#### Task details:
For every line in the data below that contains "Peta", copy the line.

Collected data:
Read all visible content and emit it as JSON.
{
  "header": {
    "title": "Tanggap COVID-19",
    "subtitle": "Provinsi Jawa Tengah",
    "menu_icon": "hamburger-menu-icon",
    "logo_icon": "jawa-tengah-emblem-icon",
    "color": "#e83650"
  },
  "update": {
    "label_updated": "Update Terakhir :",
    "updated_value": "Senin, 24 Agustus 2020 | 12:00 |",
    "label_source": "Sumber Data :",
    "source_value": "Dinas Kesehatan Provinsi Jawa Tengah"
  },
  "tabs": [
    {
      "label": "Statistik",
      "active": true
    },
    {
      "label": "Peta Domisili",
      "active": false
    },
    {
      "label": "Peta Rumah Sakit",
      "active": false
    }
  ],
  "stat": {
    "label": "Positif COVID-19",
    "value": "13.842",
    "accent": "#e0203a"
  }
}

#### Answer below:
      "label": "Peta Domisili",
      "label": "Peta Rumah Sakit",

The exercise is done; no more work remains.